Biodiversity loss is among the top global risks to society and is currently declining faster than at any time in human history. This continued loss undermines human health and well-being, societal resilience and progress towards global targets such as the Sustainable Development Goals and Aichi biodiversity targets.
Biodiversity is a critical component within the natural assets that support ecosystem services, through which humans receive the goods and benefits that can be essential for their existence. It is through this conceptual ecosystem service framework that both monetary and non-use values can be quantified and ascribed, and we can start to understand the economic importance of biodiversity, and therefore the impacts of its loss.
Despite this importance biodiversity and ecosystems are consistently undervalued in both conventional economic analyses and in decision making. In order that value-based decisions become more informed and robust, it is imperative that explicit values of biodiversity are determined.
Moreover, we need to better understand the types of biodiversity that are required to maintain, restore and enhance ecological function in multi-functional systems in order to support economic activity, and how biodiversity can or might change and respond to different environmental conditions and scenarios.
Advancing our knowledge in these areas will provide a critical step toward an improved, more holistic valuation of biodiversity, and in usefully informing decision making by developing and applying suitable tools and indicators, stimulating market development, and supporting practical evidence-based action.

→ What you will do
Reproduce the biodiversity text word for word, everything from "Moreover, we need" down to "conditions and scenarios.".

→ Data provided
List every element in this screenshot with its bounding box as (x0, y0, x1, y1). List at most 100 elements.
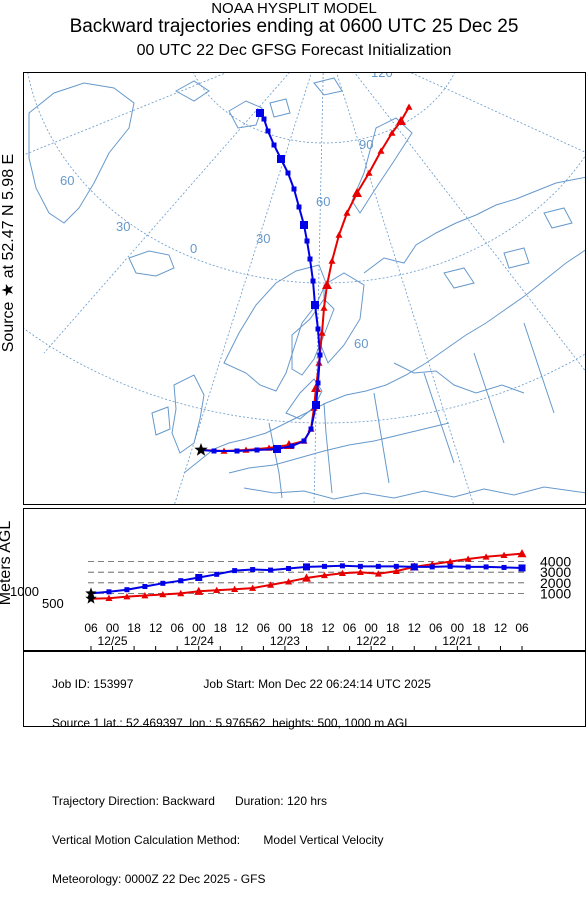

→ Final result
Moreover, we need to better understand the types of biodiversity that are required to maintain, restore and enhance ecological function in multi-functional systems in order to support economic activity, and how biodiversity can or might change and respond to different environmental conditions and scenarios.